Extracted data entries:
--------------------

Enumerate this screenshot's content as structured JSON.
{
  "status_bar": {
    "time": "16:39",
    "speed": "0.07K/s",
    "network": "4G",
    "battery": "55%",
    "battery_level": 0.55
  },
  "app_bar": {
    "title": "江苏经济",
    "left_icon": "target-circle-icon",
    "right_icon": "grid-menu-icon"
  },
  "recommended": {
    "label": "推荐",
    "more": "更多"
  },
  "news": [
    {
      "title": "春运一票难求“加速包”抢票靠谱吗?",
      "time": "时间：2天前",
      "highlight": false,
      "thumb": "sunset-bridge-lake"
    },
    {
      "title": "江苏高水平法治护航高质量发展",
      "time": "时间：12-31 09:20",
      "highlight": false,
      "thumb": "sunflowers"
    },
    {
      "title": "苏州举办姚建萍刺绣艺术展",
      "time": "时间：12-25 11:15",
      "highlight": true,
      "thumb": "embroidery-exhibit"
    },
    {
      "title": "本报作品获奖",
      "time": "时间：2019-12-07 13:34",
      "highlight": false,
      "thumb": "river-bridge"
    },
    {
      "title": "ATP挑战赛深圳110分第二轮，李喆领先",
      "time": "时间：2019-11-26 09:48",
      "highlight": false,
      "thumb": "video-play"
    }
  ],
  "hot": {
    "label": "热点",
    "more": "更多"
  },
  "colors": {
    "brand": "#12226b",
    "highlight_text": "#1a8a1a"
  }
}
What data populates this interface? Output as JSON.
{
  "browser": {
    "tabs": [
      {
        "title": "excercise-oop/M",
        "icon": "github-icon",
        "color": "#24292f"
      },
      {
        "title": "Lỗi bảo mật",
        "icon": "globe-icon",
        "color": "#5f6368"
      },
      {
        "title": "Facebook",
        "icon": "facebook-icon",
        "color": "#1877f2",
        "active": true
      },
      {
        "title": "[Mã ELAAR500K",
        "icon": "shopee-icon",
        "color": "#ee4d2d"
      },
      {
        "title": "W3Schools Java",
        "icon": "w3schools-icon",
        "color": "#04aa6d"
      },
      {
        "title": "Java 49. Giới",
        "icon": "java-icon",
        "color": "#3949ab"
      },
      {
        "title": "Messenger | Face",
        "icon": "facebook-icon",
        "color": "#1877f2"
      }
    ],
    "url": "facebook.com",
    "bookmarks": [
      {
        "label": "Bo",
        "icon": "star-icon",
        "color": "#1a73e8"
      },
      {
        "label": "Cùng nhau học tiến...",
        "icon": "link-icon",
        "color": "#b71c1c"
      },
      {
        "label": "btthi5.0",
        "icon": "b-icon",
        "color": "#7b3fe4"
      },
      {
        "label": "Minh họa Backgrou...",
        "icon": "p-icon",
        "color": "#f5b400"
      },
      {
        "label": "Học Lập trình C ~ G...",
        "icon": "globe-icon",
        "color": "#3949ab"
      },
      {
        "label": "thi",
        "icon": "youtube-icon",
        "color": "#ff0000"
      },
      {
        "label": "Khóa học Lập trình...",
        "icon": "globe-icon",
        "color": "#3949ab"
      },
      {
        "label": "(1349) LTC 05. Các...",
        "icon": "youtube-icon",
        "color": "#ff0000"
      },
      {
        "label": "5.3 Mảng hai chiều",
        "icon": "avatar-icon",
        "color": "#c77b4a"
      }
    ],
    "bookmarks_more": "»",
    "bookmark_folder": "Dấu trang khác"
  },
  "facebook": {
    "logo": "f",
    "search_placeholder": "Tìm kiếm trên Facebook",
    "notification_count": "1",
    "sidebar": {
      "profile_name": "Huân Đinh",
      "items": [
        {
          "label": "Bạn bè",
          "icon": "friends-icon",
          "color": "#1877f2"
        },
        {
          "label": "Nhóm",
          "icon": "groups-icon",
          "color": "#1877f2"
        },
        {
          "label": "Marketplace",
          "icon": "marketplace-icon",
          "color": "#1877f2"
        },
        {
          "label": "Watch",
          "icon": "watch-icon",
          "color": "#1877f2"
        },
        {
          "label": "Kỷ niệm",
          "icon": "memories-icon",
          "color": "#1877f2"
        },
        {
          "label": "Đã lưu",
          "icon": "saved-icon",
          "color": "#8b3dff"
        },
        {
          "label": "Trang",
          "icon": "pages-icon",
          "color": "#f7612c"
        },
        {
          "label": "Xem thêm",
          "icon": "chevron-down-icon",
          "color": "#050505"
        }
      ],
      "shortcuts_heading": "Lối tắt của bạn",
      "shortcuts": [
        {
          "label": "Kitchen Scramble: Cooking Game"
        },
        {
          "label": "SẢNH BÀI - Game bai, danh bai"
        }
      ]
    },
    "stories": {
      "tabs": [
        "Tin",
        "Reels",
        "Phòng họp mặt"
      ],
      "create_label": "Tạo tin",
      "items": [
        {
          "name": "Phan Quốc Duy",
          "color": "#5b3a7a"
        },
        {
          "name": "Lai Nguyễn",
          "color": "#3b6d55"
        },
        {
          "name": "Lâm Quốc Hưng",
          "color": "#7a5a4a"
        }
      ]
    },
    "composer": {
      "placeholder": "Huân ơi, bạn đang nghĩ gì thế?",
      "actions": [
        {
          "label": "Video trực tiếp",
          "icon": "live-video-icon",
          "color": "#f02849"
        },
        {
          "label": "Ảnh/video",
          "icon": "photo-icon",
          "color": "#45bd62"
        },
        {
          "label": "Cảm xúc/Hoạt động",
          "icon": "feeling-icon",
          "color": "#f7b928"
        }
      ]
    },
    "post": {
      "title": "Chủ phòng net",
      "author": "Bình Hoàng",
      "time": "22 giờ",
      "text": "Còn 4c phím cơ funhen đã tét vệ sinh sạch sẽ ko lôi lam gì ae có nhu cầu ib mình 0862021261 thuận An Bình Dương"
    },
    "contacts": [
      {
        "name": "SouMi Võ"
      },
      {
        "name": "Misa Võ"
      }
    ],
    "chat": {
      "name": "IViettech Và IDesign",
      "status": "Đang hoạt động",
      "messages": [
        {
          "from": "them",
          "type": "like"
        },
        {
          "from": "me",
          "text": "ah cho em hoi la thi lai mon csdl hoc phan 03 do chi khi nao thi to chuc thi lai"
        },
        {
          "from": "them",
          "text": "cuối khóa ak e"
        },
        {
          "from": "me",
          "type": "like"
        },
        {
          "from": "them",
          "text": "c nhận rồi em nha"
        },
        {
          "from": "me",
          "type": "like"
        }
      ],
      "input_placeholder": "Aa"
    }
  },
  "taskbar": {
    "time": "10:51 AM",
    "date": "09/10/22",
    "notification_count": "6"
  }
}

--------------------

• **Given problem**
Reproduce all of the material above word for word.

• **Reply**
Enumerate this screenshot's content as structured JSON.
{
  "status_bar": {
    "time": "16:39",
    "speed": "0.07K/s",
    "network": "4G",
    "battery": "55%",
    "battery_level": 0.55
  },
  "app_bar": {
    "title": "江苏经济",
    "left_icon": "target-circle-icon",
    "right_icon": "grid-menu-icon"
  },
  "recommended": {
    "label": "推荐",
    "more": "更多"
  },
  "news": [
    {
      "title": "春运一票难求“加速包”抢票靠谱吗?",
      "time": "时间：2天前",
      "highlight": false,
      "thumb": "sunset-bridge-lake"
    },
    {
      "title": "江苏高水平法治护航高质量发展",
      "time": "时间：12-31 09:20",
      "highlight": false,
      "thumb": "sunflowers"
    },
    {
      "title": "苏州举办姚建萍刺绣艺术展",
      "time": "时间：12-25 11:15",
      "highlight": true,
      "thumb": "embroidery-exhibit"
    },
    {
      "title": "本报作品获奖",
      "time": "时间：2019-12-07 13:34",
      "highlight": false,
      "thumb": "river-bridge"
    },
    {
      "title": "ATP挑战赛深圳110分第二轮，李喆领先",
      "time": "时间：2019-11-26 09:48",
      "highlight": false,
      "thumb": "video-play"
    }
  ],
  "hot": {
    "label": "热点",
    "more": "更多"
  },
  "colors": {
    "brand": "#12226b",
    "highlight_text": "#1a8a1a"
  }
}
What data populates this interface? Output as JSON.
{
  "browser": {
    "tabs": [
      {
        "title": "excercise-oop/M",
        "icon": "github-icon",
        "color": "#24292f"
      },
      {
        "title": "Lỗi bảo mật",
        "icon": "globe-icon",
        "color": "#5f6368"
      },
      {
        "title": "Facebook",
        "icon": "facebook-icon",
        "color": "#1877f2",
        "active": true
      },
      {
        "title": "[Mã ELAAR500K",
        "icon": "shopee-icon",
        "color": "#ee4d2d"
      },
      {
        "title": "W3Schools Java",
        "icon": "w3schools-icon",
        "color": "#04aa6d"
      },
      {
        "title": "Java 49. Giới",
        "icon": "java-icon",
        "color": "#3949ab"
      },
      {
        "title": "Messenger | Face",
        "icon": "facebook-icon",
        "color": "#1877f2"
      }
    ],
    "url": "facebook.com",
    "bookmarks": [
      {
        "label": "Bo",
        "icon": "star-icon",
        "color": "#1a73e8"
      },
      {
        "label": "Cùng nhau học tiến...",
        "icon": "link-icon",
        "color": "#b71c1c"
      },
      {
        "label": "btthi5.0",
        "icon": "b-icon",
        "color": "#7b3fe4"
      },
      {
        "label": "Minh họa Backgrou...",
        "icon": "p-icon",
        "color": "#f5b400"
      },
      {
        "label": "Học Lập trình C ~ G...",
        "icon": "globe-icon",
        "color": "#3949ab"
      },
      {
        "label": "thi",
        "icon": "youtube-icon",
        "color": "#ff0000"
      },
      {
        "label": "Khóa học Lập trình...",
        "icon": "globe-icon",
        "color": "#3949ab"
      },
      {
        "label": "(1349) LTC 05. Các...",
        "icon": "youtube-icon",
        "color": "#ff0000"
      },
      {
        "label": "5.3 Mảng hai chiều",
        "icon": "avatar-icon",
        "color": "#c77b4a"
      }
    ],
    "bookmarks_more": "»",
    "bookmark_folder": "Dấu trang khác"
  },
  "facebook": {
    "logo": "f",
    "search_placeholder": "Tìm kiếm trên Facebook",
    "notification_count": "1",
    "sidebar": {
      "profile_name": "Huân Đinh",
      "items": [
        {
          "label": "Bạn bè",
          "icon": "friends-icon",
          "color": "#1877f2"
        },
        {
          "label": "Nhóm",
          "icon": "groups-icon",
          "color": "#1877f2"
        },
        {
          "label": "Marketplace",
          "icon": "marketplace-icon",
          "color": "#1877f2"
        },
        {
          "label": "Watch",
          "icon": "watch-icon",
          "color": "#1877f2"
        },
        {
          "label": "Kỷ niệm",
          "icon": "memories-icon",
          "color": "#1877f2"
        },
        {
          "label": "Đã lưu",
          "icon": "saved-icon",
          "color": "#8b3dff"
        },
        {
          "label": "Trang",
          "icon": "pages-icon",
          "color": "#f7612c"
        },
        {
          "label": "Xem thêm",
          "icon": "chevron-down-icon",
          "color": "#050505"
        }
      ],
      "shortcuts_heading": "Lối tắt của bạn",
      "shortcuts": [
        {
          "label": "Kitchen Scramble: Cooking Game"
        },
        {
          "label": "SẢNH BÀI - Game bai, danh bai"
        }
      ]
    },
    "stories": {
      "tabs": [
        "Tin",
        "Reels",
        "Phòng họp mặt"
      ],
      "create_label": "Tạo tin",
      "items": [
        {
          "name": "Phan Quốc Duy",
          "color": "#5b3a7a"
        },
        {
          "name": "Lai Nguyễn",
          "color": "#3b6d55"
        },
        {
          "name": "Lâm Quốc Hưng",
          "color": "#7a5a4a"
        }
      ]
    },
    "composer": {
      "placeholder": "Huân ơi, bạn đang nghĩ gì thế?",
      "actions": [
        {
          "label": "Video trực tiếp",
          "icon": "live-video-icon",
          "color": "#f02849"
        },
        {
          "label": "Ảnh/video",
          "icon": "photo-icon",
          "color": "#45bd62"
        },
        {
          "label": "Cảm xúc/Hoạt động",
          "icon": "feeling-icon",
          "color": "#f7b928"
        }
      ]
    },
    "post": {
      "title": "Chủ phòng net",
      "author": "Bình Hoàng",
      "time": "22 giờ",
      "text": "Còn 4c phím cơ funhen đã tét vệ sinh sạch sẽ ko lôi lam gì ae có nhu cầu ib mình 0862021261 thuận An Bình Dương"
    },
    "contacts": [
      {
        "name": "SouMi Võ"
      },
      {
        "name": "Misa Võ"
      }
    ],
    "chat": {
      "name": "IViettech Và IDesign",
      "status": "Đang hoạt động",
      "messages": [
        {
          "from": "them",
          "type": "like"
        },
        {
          "from": "me",
          "text": "ah cho em hoi la thi lai mon csdl hoc phan 03 do chi khi nao thi to chuc thi lai"
        },
        {
          "from": "them",
          "text": "cuối khóa ak e"
        },
        {
          "from": "me",
          "type": "like"
        },
        {
          "from": "them",
          "text": "c nhận rồi em nha"
        },
        {
          "from": "me",
          "type": "like"
        }
      ],
      "input_placeholder": "Aa"
    }
  },
  "taskbar": {
    "time": "10:51 AM",
    "date": "09/10/22",
    "notification_count": "6"
  }
}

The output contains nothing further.